Search the material for "kind" and show all lines that contain it.

══════════════════════════════

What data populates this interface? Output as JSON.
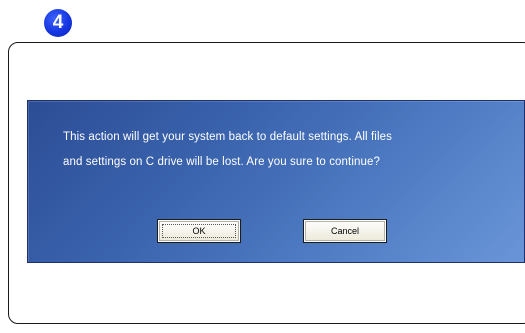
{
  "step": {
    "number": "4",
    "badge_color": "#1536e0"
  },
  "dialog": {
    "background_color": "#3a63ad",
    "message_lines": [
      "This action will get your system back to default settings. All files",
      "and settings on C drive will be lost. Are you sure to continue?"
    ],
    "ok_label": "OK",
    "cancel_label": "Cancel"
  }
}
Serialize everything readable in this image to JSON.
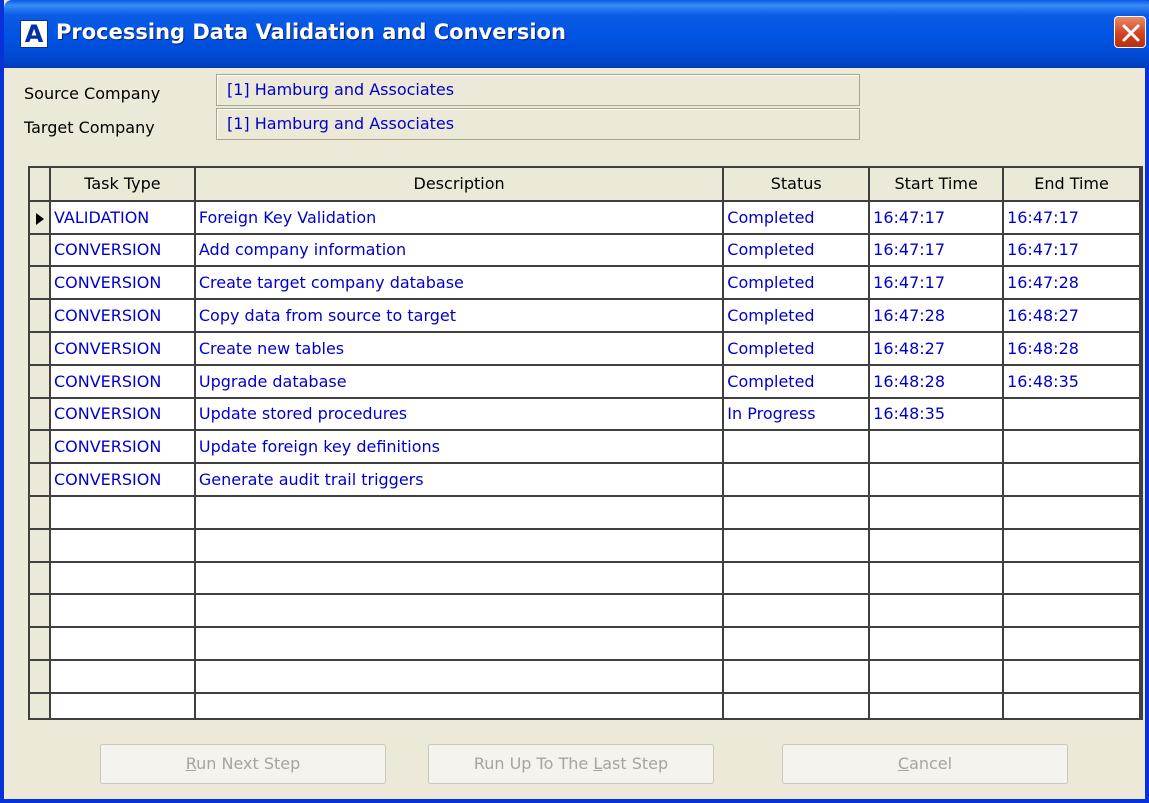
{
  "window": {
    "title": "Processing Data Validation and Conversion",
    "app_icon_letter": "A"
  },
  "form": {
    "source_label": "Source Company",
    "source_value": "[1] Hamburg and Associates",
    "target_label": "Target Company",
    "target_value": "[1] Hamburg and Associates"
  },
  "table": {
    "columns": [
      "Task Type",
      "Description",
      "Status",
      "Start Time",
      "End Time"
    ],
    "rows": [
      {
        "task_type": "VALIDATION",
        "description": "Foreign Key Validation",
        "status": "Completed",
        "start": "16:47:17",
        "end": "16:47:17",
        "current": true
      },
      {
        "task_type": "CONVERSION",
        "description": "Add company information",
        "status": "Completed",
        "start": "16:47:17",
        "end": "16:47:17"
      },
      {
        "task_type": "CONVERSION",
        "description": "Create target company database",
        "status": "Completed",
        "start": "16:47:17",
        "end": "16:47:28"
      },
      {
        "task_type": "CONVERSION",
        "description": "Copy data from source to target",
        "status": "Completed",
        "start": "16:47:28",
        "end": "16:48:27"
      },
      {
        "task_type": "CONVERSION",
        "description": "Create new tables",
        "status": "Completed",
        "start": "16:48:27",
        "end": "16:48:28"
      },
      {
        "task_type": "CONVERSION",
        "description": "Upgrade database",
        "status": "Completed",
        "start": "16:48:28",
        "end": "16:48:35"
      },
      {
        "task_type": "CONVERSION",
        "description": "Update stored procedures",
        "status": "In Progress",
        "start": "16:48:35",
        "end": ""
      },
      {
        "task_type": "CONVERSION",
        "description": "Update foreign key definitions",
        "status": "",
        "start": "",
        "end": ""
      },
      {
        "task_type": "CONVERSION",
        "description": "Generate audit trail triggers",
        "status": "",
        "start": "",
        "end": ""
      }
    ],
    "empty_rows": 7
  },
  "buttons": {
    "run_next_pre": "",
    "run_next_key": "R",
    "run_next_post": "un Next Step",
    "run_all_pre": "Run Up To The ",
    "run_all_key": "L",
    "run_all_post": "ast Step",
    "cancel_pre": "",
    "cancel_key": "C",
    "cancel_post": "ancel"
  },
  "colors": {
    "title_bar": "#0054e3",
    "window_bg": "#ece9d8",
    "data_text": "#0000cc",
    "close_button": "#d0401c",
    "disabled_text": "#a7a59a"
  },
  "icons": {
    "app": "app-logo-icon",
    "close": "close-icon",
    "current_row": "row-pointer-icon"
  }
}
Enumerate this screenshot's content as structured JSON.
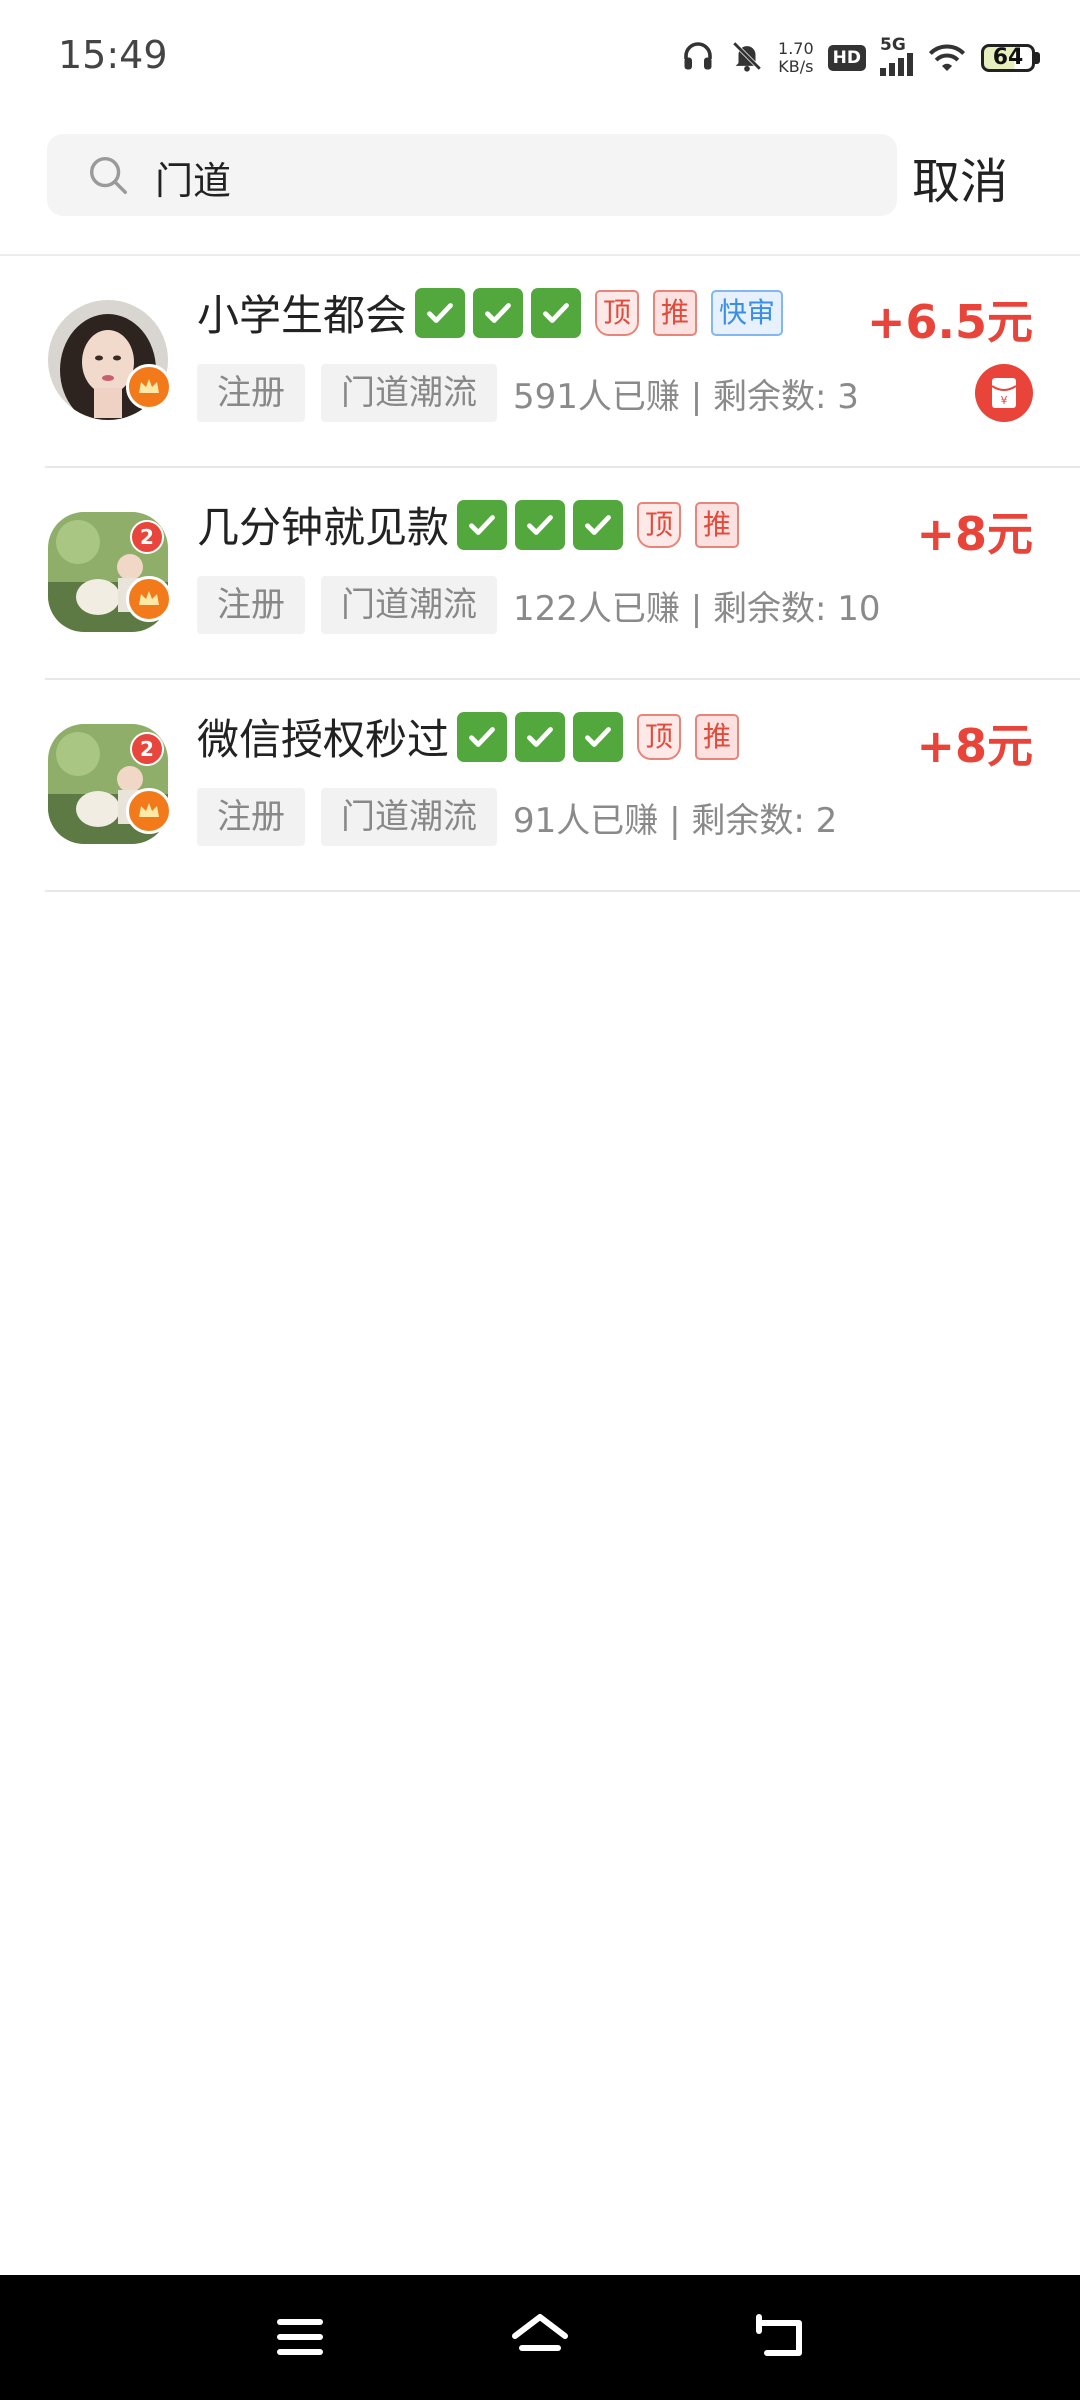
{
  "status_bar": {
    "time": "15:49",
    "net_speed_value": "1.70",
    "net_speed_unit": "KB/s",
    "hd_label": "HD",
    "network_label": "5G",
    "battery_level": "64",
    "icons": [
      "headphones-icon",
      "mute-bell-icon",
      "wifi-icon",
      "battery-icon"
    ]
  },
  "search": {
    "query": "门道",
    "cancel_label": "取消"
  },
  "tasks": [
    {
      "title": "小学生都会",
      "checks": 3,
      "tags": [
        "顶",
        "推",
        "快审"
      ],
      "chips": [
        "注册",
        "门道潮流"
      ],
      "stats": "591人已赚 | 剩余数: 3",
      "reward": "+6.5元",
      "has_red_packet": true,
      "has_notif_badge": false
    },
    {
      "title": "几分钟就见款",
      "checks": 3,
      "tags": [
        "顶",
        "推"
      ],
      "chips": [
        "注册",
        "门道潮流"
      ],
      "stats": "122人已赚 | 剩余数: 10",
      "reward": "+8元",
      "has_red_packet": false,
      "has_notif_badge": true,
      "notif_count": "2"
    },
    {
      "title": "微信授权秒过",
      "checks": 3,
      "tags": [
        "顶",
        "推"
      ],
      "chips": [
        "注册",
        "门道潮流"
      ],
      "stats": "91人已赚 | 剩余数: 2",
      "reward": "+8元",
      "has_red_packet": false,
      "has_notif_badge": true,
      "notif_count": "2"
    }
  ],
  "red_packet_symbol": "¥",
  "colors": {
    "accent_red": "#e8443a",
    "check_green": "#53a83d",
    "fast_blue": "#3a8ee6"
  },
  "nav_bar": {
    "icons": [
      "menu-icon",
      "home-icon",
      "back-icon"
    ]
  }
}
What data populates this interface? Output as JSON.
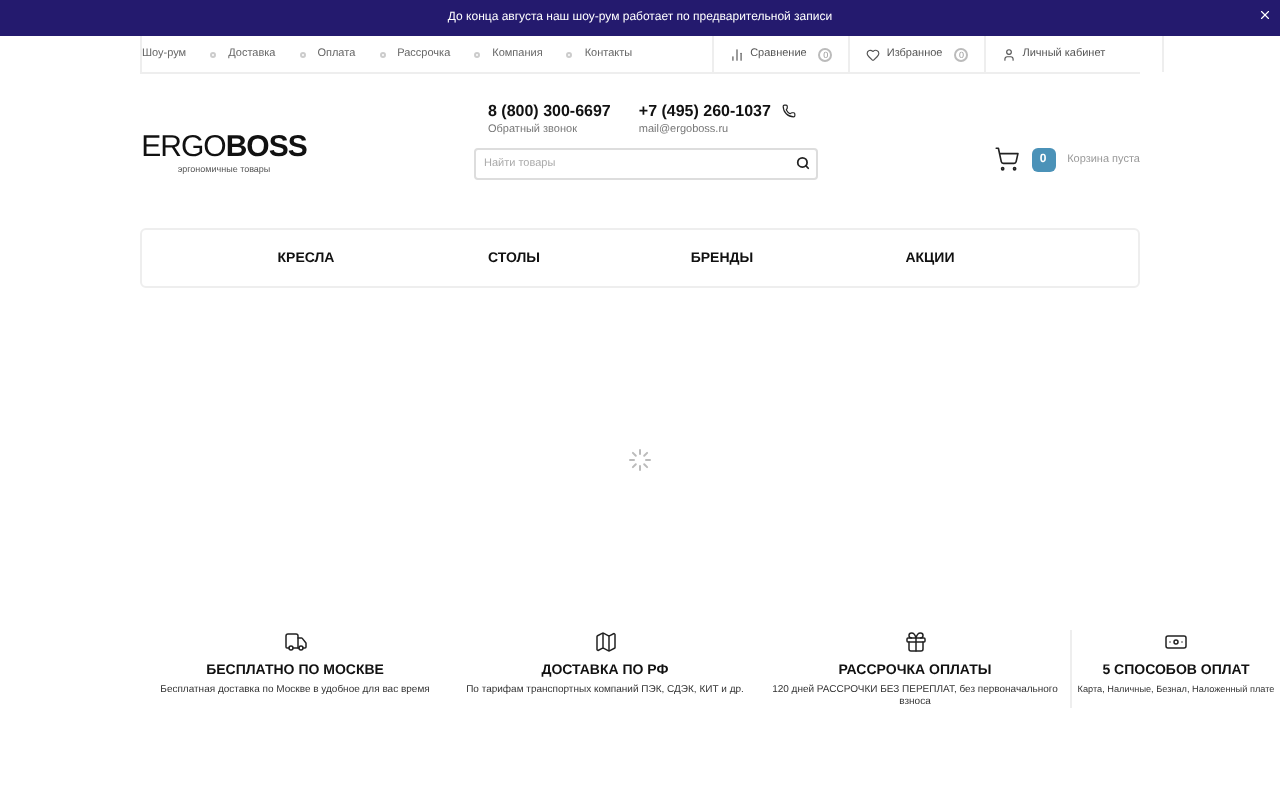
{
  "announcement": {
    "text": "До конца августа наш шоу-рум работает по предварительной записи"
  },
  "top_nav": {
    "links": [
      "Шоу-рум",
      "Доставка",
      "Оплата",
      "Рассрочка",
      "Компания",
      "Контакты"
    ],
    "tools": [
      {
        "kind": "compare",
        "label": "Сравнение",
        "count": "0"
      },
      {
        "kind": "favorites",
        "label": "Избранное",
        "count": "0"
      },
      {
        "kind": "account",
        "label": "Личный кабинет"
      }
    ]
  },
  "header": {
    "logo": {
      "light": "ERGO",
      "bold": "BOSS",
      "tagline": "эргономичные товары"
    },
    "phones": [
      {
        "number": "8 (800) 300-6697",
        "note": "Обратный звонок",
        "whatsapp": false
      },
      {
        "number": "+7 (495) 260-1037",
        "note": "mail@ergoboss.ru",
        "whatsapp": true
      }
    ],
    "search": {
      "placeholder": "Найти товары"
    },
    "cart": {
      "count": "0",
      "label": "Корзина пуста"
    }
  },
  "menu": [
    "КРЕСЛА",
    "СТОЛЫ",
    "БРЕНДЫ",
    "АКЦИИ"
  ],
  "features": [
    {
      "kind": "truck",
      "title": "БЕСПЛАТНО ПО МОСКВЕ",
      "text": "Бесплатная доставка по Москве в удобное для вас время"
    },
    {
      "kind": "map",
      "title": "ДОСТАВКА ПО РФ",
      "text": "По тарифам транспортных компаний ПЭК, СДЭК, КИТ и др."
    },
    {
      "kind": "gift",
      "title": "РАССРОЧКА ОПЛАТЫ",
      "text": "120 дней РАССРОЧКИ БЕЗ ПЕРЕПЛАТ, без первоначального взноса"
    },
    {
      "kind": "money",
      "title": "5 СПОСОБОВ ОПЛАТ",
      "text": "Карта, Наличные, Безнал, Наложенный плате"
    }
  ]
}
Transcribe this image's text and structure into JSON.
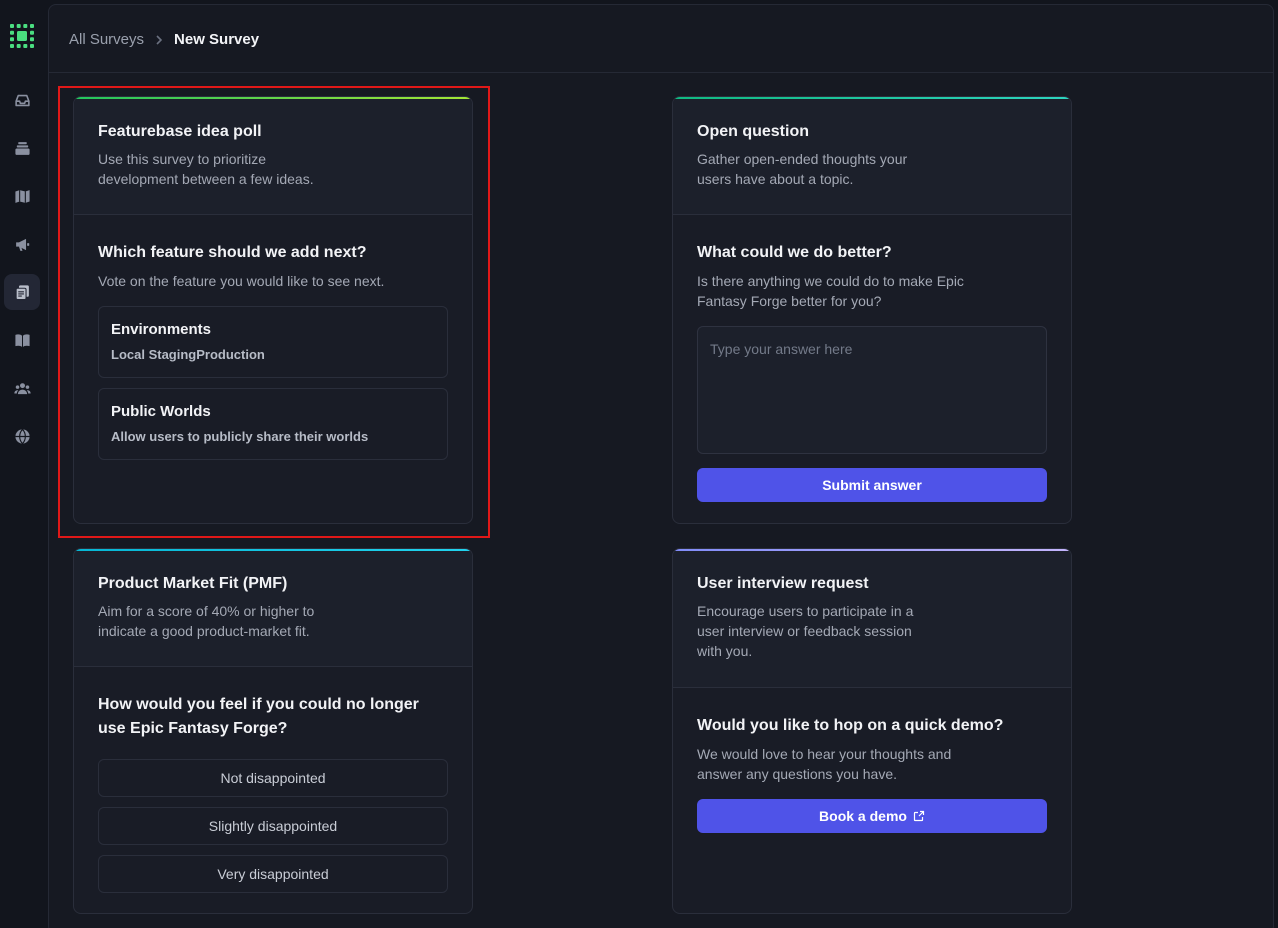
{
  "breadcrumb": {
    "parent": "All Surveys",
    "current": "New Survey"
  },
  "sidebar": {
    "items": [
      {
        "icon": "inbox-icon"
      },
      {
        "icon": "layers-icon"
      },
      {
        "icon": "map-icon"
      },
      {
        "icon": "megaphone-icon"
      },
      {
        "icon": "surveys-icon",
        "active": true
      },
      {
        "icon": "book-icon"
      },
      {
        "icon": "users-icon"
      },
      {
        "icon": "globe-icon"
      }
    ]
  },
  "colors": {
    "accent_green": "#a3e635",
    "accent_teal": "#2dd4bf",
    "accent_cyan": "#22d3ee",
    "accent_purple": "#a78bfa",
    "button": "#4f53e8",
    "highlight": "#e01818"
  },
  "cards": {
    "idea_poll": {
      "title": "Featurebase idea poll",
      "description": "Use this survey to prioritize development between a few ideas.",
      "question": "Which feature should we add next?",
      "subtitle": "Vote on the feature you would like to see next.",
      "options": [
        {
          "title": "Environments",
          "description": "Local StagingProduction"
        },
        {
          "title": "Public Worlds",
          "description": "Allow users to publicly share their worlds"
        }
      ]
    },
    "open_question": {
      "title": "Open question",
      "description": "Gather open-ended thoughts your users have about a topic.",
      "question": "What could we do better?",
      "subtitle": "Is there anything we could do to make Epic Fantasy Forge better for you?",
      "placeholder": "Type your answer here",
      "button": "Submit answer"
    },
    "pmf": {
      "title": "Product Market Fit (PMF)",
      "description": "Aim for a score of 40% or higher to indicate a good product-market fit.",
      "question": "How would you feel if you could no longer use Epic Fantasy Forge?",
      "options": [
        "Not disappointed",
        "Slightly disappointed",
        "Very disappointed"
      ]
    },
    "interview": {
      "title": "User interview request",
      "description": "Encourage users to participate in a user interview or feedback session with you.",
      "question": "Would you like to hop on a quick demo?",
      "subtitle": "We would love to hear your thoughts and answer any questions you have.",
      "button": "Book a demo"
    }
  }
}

══════════════════════════════

OUTPUT FOR THIS TASK:
        "kind": "compare",
        "kind": "favorites",
        "kind": "account",
      "kind": "truck",
      "kind": "map",
      "kind": "gift",
      "kind": "money",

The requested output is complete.